▶ [Directions]
1. According to the article on the novel Feria, why did the sales assistant in the Corte Inglés book section recite the book's opening line? Answer in one to three sentences.
2. Extend the article on the novel Feria beyond its final sentence, keeping its formal tone.

Fairgrounds, Franco, and the future of Spain

An author challenges her nation’s collective and individual self-deceptions

“I’m envious of my parents’ lives at my age”. The opening line of thirty-year old Ana Iris’s debut novel was recited to me by the sales assistant in the book section of the Corte Inglés department store in the provincial town of Leon as evidence of the publication’s resonance to her and many working Spaniards. An autobiographical family history, Feria is set in La Mancha, the rural backwater put on the map by arguably the first European novel: the location of Miguel de Cervantes’s Don Quixote feeds into the disparity between the protagonist’s aspirations and reality, his name and title akin in the British context to Don Darren from Walsall. 

Simón’s grandparents travelled with itinerant fairs (the “feria” of the title), and the novel is overflowing with folkloric regional turns of phrase, whilst she writes that “Pedro had been the only one of my uncles and aunts to have reached the university. That’s what I always heard being said: ‘reached the university’, as if the university were the moon, and in fact for a long time it was for people like us”.

Data entries:
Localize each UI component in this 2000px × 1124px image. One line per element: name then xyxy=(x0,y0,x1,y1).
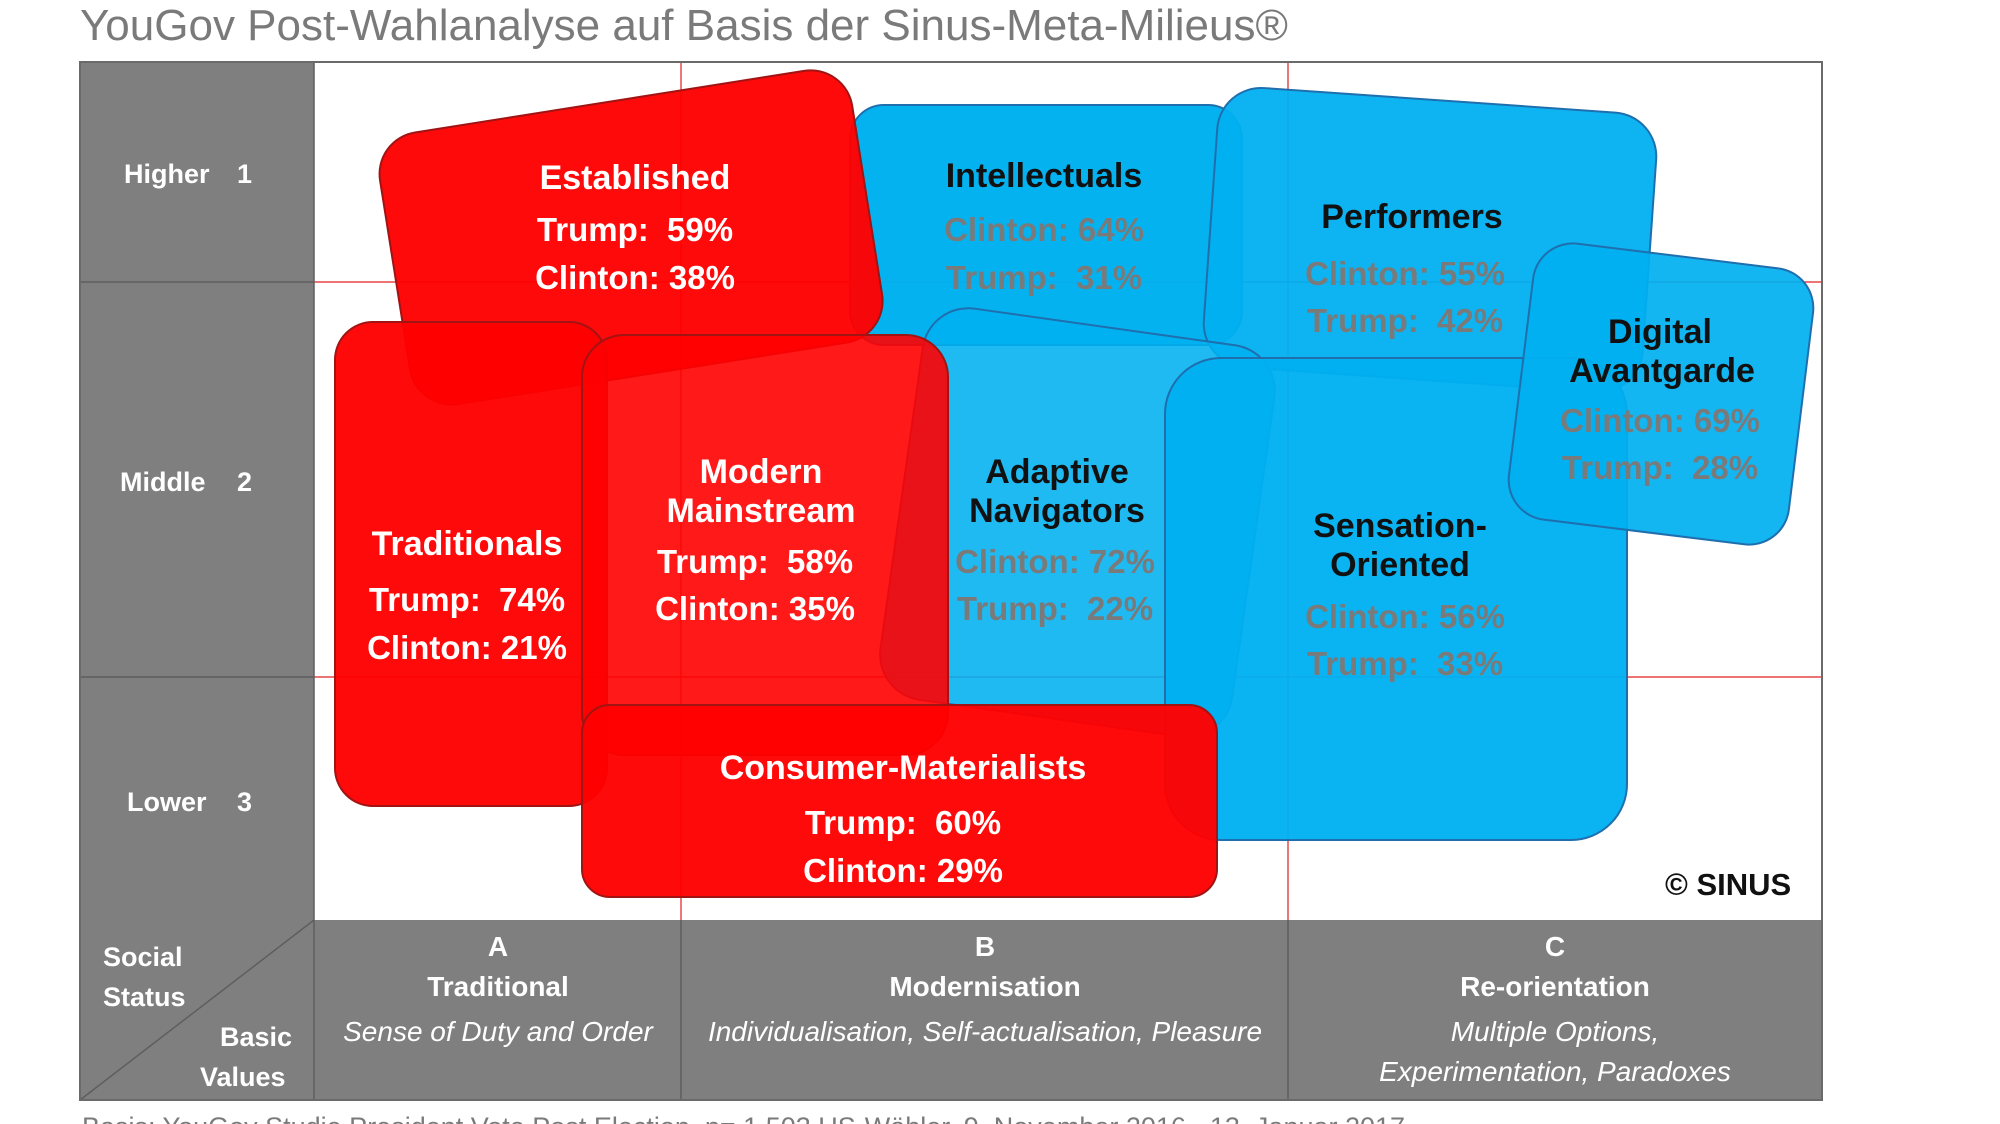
milieu-value-traditionals-2: Clinton: 21% xyxy=(367,629,567,666)
page-title: YouGov Post-Wahlanalyse auf Basis der Si… xyxy=(80,1,1288,50)
milieu-name-modern-mainstream-2: Mainstream xyxy=(667,492,856,530)
milieu-shape-digital-avantgarde xyxy=(1507,242,1815,546)
corner-basic-1: Basic xyxy=(220,1022,292,1052)
milieu-name-digital-avantgarde-2: Avantgarde xyxy=(1569,352,1755,390)
column-a-desc: Sense of Duty and Order xyxy=(343,1016,654,1047)
diagram-frame xyxy=(79,61,1823,1101)
milieu-name-consumer-materialists: Consumer-Materialists xyxy=(720,749,1087,787)
social-status-axis: Higher 1 Middle 2 Lower 3 xyxy=(80,62,315,920)
milieu-value-adaptive-navigators-2: Trump: 22% xyxy=(957,590,1153,627)
milieu-name-sensation-oriented-2: Oriented xyxy=(1330,546,1470,584)
milieu-value-adaptive-navigators-1: Clinton: 72% xyxy=(955,543,1155,580)
milieu-name-performers: Performers xyxy=(1321,198,1502,236)
milieu-shapes xyxy=(334,69,1815,898)
basic-values-axis: Social Status Basic Values A Traditional… xyxy=(79,919,1822,1101)
row-num-higher: 1 xyxy=(237,159,252,189)
copyright-label: © SINUS xyxy=(1665,867,1791,902)
milieu-value-established-2: Clinton: 38% xyxy=(535,259,735,296)
milieu-value-consumer-materialists-1: Trump: 60% xyxy=(805,804,1001,841)
milieu-shape-consumer-materialists xyxy=(581,704,1218,898)
row-label-higher: Higher xyxy=(124,159,210,189)
corner-basic-2: Values xyxy=(200,1062,286,1092)
milieu-value-consumer-materialists-2: Clinton: 29% xyxy=(803,852,1003,889)
milieu-name-digital-avantgarde-1: Digital xyxy=(1608,313,1712,351)
column-b-name: Modernisation xyxy=(889,971,1080,1002)
corner-diagonal xyxy=(79,919,315,1101)
milieu-value-intellectuals-2: Trump: 31% xyxy=(946,259,1142,296)
milieu-value-modern-mainstream-1: Trump: 58% xyxy=(657,543,853,580)
row-label-lower: Lower xyxy=(127,787,207,817)
milieu-name-sensation-oriented-1: Sensation- xyxy=(1313,507,1487,545)
milieu-name-adaptive-navigators-1: Adaptive xyxy=(985,453,1129,491)
milieu-value-digital-avantgarde-1: Clinton: 69% xyxy=(1560,402,1760,439)
milieu-name-modern-mainstream-1: Modern xyxy=(700,453,823,491)
column-a-name: Traditional xyxy=(427,971,569,1002)
milieu-value-digital-avantgarde-2: Trump: 28% xyxy=(1562,449,1758,486)
row-label-middle: Middle xyxy=(120,467,206,497)
column-c-desc-1: Multiple Options, xyxy=(1451,1016,1660,1047)
column-a-letter: A xyxy=(488,931,508,962)
milieu-value-performers-1: Clinton: 55% xyxy=(1305,255,1505,292)
milieu-labels: Established Trump: 59% Clinton: 38% Inte… xyxy=(367,157,1760,889)
milieu-name-intellectuals: Intellectuals xyxy=(946,157,1143,195)
milieu-shape-traditionals xyxy=(334,321,608,807)
row-num-middle: 2 xyxy=(237,467,252,497)
row-num-lower: 3 xyxy=(237,787,252,817)
column-c-desc-2: Experimentation, Paradoxes xyxy=(1379,1056,1731,1087)
milieu-name-traditionals: Traditionals xyxy=(372,525,563,563)
milieu-value-intellectuals-1: Clinton: 64% xyxy=(944,211,1144,248)
corner-social-1: Social xyxy=(103,942,183,972)
column-c-name: Re-orientation xyxy=(1460,971,1650,1002)
milieu-value-traditionals-1: Trump: 74% xyxy=(369,581,565,618)
milieu-value-performers-2: Trump: 42% xyxy=(1307,302,1503,339)
milieu-name-established: Established xyxy=(540,159,731,197)
milieu-value-established-1: Trump: 59% xyxy=(537,211,733,248)
corner-social-2: Status xyxy=(103,982,186,1012)
milieu-value-modern-mainstream-2: Clinton: 35% xyxy=(655,590,855,627)
milieu-value-sensation-oriented-2: Trump: 33% xyxy=(1307,645,1503,682)
milieu-value-sensation-oriented-1: Clinton: 56% xyxy=(1305,598,1505,635)
column-c-letter: C xyxy=(1545,931,1565,962)
column-b-desc: Individualisation, Self-actualisation, P… xyxy=(708,1016,1262,1047)
column-b-letter: B xyxy=(975,931,995,962)
footer-note: Basis: YouGov Studie President Vote Post… xyxy=(82,1112,1405,1124)
milieu-name-adaptive-navigators-2: Navigators xyxy=(969,492,1145,530)
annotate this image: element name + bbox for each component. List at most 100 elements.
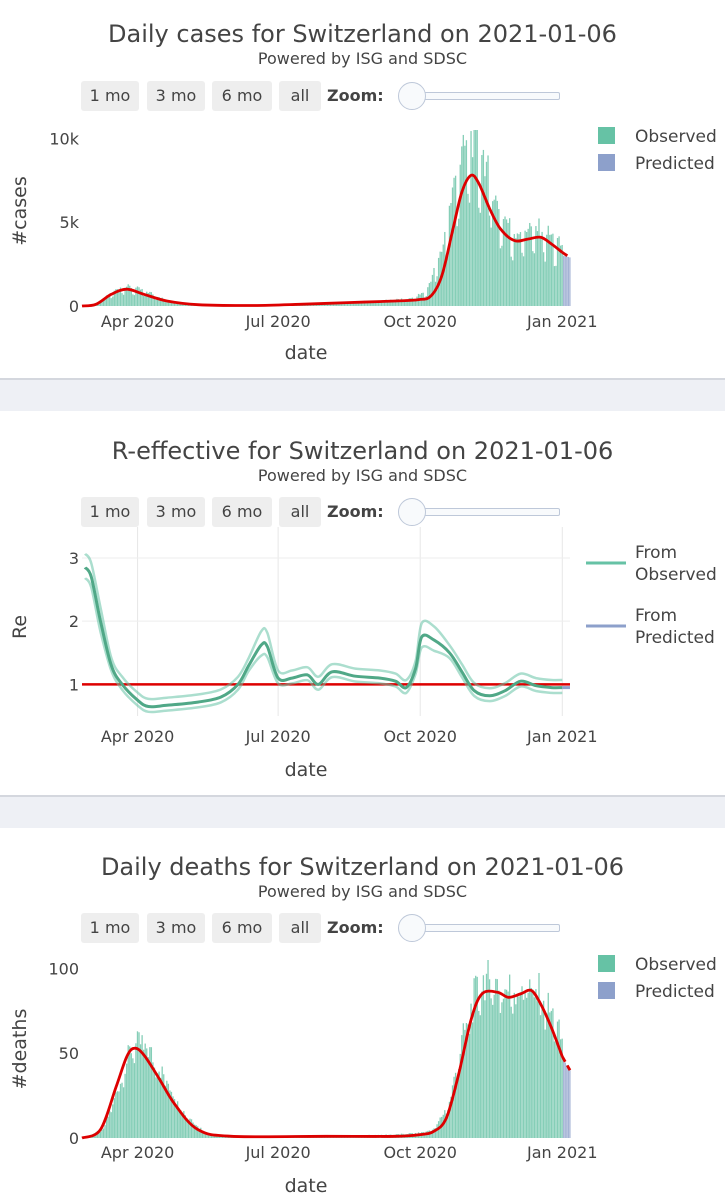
- bar: [564, 1062, 566, 1138]
- legend-label-observed: Observed: [635, 127, 717, 147]
- bar: [189, 1118, 191, 1138]
- zoom-slider-knob[interactable]: [398, 498, 426, 526]
- bar: [102, 298, 105, 306]
- bar: [138, 1032, 140, 1138]
- bar: [149, 291, 151, 306]
- bar: [99, 302, 102, 306]
- bar: [535, 989, 537, 1138]
- bar: [558, 236, 560, 306]
- range-button-3mo[interactable]: 3 mo: [147, 81, 205, 111]
- bar: [434, 281, 437, 306]
- bar: [382, 302, 384, 306]
- x-axis-title: date: [285, 759, 328, 781]
- bar: [169, 301, 171, 306]
- bar: [431, 1129, 434, 1138]
- bar: [515, 238, 517, 306]
- bar: [109, 293, 111, 306]
- bar: [400, 298, 403, 306]
- range-button-1mo[interactable]: 1 mo: [81, 497, 139, 527]
- ci-lower-line: [84, 577, 563, 714]
- bar: [499, 248, 502, 306]
- bar: [192, 1122, 194, 1138]
- bar: [519, 992, 522, 1138]
- bar: [434, 1128, 437, 1138]
- bar: [456, 1080, 458, 1138]
- bar: [542, 252, 545, 306]
- zoom-slider-knob[interactable]: [398, 914, 426, 942]
- bar: [566, 1065, 568, 1138]
- bar: [493, 994, 495, 1138]
- bar: [431, 274, 434, 306]
- bar: [206, 1133, 208, 1138]
- bar: [113, 290, 115, 306]
- x-tick-label: Jul 2020: [245, 1143, 311, 1162]
- bar: [533, 253, 536, 306]
- bar: [104, 1125, 106, 1138]
- bar: [569, 257, 571, 306]
- bar: [458, 218, 460, 306]
- range-button-3mo[interactable]: 3 mo: [147, 913, 205, 943]
- bar: [546, 234, 548, 306]
- bar: [444, 1110, 446, 1138]
- range-button-6mo[interactable]: 6 mo: [212, 913, 272, 943]
- bar: [464, 145, 466, 306]
- y-tick-label: 3: [69, 549, 79, 568]
- bar: [379, 300, 381, 306]
- bar: [558, 1019, 560, 1138]
- bar: [456, 226, 458, 306]
- range-button-all[interactable]: all: [279, 913, 321, 943]
- bar: [173, 1099, 176, 1138]
- legend-swatch-observed: [598, 127, 615, 144]
- bar: [467, 1024, 469, 1138]
- bar: [473, 130, 475, 306]
- bar: [150, 292, 153, 306]
- bar: [505, 989, 508, 1138]
- y-tick-label: 5k: [60, 213, 80, 232]
- bar: [507, 991, 509, 1138]
- range-button-all[interactable]: all: [279, 497, 321, 527]
- bar: [156, 1073, 159, 1138]
- bar: [513, 234, 515, 306]
- bar: [402, 301, 404, 306]
- bar: [170, 301, 173, 306]
- bar: [539, 1015, 542, 1138]
- bar: [552, 233, 554, 306]
- bar: [166, 302, 168, 306]
- range-button-6mo[interactable]: 6 mo: [212, 81, 272, 111]
- bar: [468, 202, 471, 306]
- bar: [178, 303, 180, 306]
- bar: [139, 1044, 142, 1138]
- zoom-slider-knob[interactable]: [398, 82, 426, 110]
- bar: [413, 300, 415, 306]
- range-button-1mo[interactable]: 1 mo: [81, 913, 139, 943]
- range-button-3mo[interactable]: 3 mo: [147, 497, 205, 527]
- bar: [132, 294, 134, 306]
- bar: [133, 295, 136, 306]
- bar: [394, 299, 397, 306]
- bar: [149, 1047, 151, 1138]
- range-button-1mo[interactable]: 1 mo: [81, 81, 139, 111]
- bar: [504, 989, 506, 1138]
- legend-label-predicted: From Predicted: [635, 606, 715, 648]
- bar: [104, 297, 106, 306]
- bar: [373, 301, 375, 306]
- bar: [200, 1127, 202, 1138]
- bar: [186, 304, 188, 306]
- range-button-all[interactable]: all: [279, 81, 321, 111]
- bar: [135, 287, 137, 306]
- bar: [504, 216, 506, 306]
- bar: [383, 300, 386, 306]
- bar: [533, 997, 536, 1138]
- observed-bars: [82, 130, 563, 306]
- bar: [555, 265, 557, 306]
- bar: [542, 1000, 545, 1138]
- bar: [186, 1117, 188, 1138]
- bar: [135, 1043, 137, 1138]
- bar: [167, 1083, 170, 1138]
- bar: [129, 285, 131, 306]
- bar: [529, 979, 531, 1138]
- bar: [374, 300, 376, 306]
- range-button-6mo[interactable]: 6 mo: [212, 497, 272, 527]
- bar: [370, 302, 372, 306]
- panel-separator: [0, 378, 725, 411]
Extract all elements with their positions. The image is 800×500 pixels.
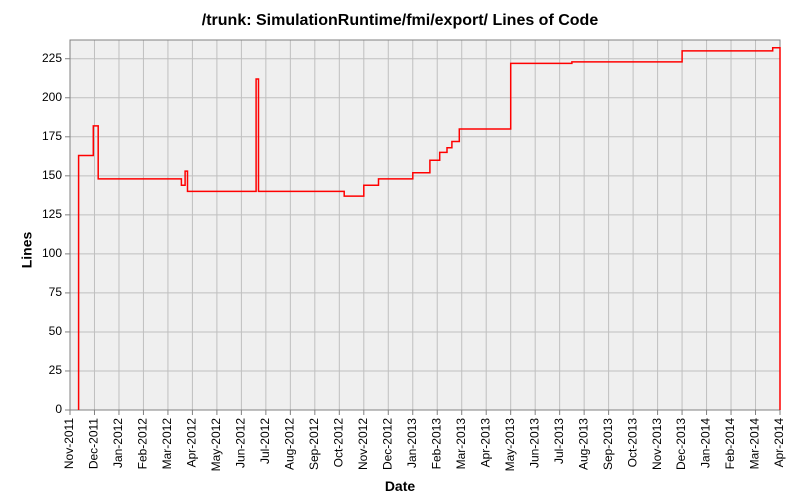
y-tick-label: 200 (42, 90, 62, 104)
x-tick-label: Jan-2014 (699, 418, 713, 468)
x-tick-label: Feb-2012 (136, 418, 150, 470)
x-tick-label: Mar-2012 (160, 418, 174, 470)
x-tick-label: Aug-2013 (576, 418, 590, 470)
x-tick-label: Oct-2012 (331, 418, 345, 468)
x-tick-label: Nov-2013 (650, 418, 664, 470)
x-tick-label: Feb-2014 (723, 418, 737, 470)
x-tick-label: Nov-2011 (62, 418, 76, 469)
x-tick-label: Jun-2013 (527, 418, 541, 468)
y-tick-label: 175 (42, 129, 62, 143)
y-tick-label: 225 (42, 51, 62, 65)
x-tick-label: Aug-2012 (283, 418, 297, 470)
x-tick-label: Dec-2013 (674, 418, 688, 470)
x-tick-label: Nov-2012 (356, 418, 370, 470)
x-tick-label: Feb-2013 (429, 418, 443, 470)
x-tick-label: Jun-2012 (234, 418, 248, 468)
x-tick-label: Dec-2012 (380, 418, 394, 470)
y-tick-label: 100 (42, 246, 62, 260)
x-tick-label: Mar-2014 (748, 418, 762, 470)
x-tick-label: Mar-2013 (454, 418, 468, 470)
x-tick-label: Jul-2012 (258, 418, 272, 464)
y-tick-label: 125 (42, 207, 62, 221)
x-tick-label: Sep-2013 (601, 418, 615, 470)
x-tick-label: Oct-2013 (625, 418, 639, 468)
x-tick-label: Apr-2014 (772, 418, 786, 468)
x-tick-label: May-2013 (503, 418, 517, 472)
x-tick-label: Jan-2012 (111, 418, 125, 468)
x-tick-label: Jan-2013 (405, 418, 419, 468)
x-tick-label: Dec-2011 (87, 418, 101, 469)
y-tick-label: 150 (42, 168, 62, 182)
loc-timeseries-chart: /trunk: SimulationRuntime/fmi/export/ Li… (0, 0, 800, 500)
x-tick-label: Apr-2012 (185, 418, 199, 468)
y-tick-label: 25 (49, 363, 63, 377)
y-tick-label: 0 (55, 402, 62, 416)
x-tick-label: Sep-2012 (307, 418, 321, 470)
x-tick-label: May-2012 (209, 418, 223, 472)
x-tick-label: Apr-2013 (478, 418, 492, 468)
x-tick-label: Jul-2013 (552, 418, 566, 464)
chart-svg: 0 25 50 75 100 125 150 175 200 225 Nov-2011 Dec-201… (0, 0, 800, 500)
y-tick-label: 75 (49, 285, 63, 299)
y-tick-label: 50 (49, 324, 63, 338)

▶ [Set of answers]
1. The sales assistant recited the opening line as evidence of how strongly the publication resonated with her and with many working Spaniards.

2.
Feria by Ana Iris Simón (Círculo de Tiza, €21)

The close-knit community of family and friends are painted in a more positive light than the endogamous cosmopolitan elites the author encounters on gaining access to higher-education. In Madrid, she casts an anthropological eye on those “children of the middle and upper classes who, having spent their summers in Ireland, gain two Masters and a doctorate by the age of thirty-three” and encounter “a gypsy at close quarters for the first time aged twenty-six on going to the Casa Patas flamenco bar”. This privileged demographic disproportionately well-represented in the upper echelons of the anti-establishment political start-up Podemos are caricatured as self-righteous arbiters of taste: “little rich kids offering definitions of ‘the people’ to ‘the people’”.

I first met Ana Iris in October 2018, at the end of a night out with Tamara “the hardest worker in her class and the pupil with the biggest hoop earrings and winged eyeliner” part of the chorus of schoolmates from Feria. I befriended Tamara when she was one of only a handful of non-Chinese students in a Masters course I taught on Spanish popular culture at the Carlos III University in Madrid. As our rendition of a Julio Iglesias classic at a karaoke bar in an underground carpark proved (she sang, I stood), Tamara is better versed in the subject that I will ever be. 

At 5am, I accompanied her back to the flat Ana Iris shared with a classmate in the hipster neighbourhood of Malasaña. Not yet a household name, Simón wrote for Vice Spain, and had a growing roster of political contacts. Courted as a sounding board by Podemos campaign manager Íñigo Errejón, she later put me in contact with the social media team for Vox, Spain’s first major-post-Franco party of the far right.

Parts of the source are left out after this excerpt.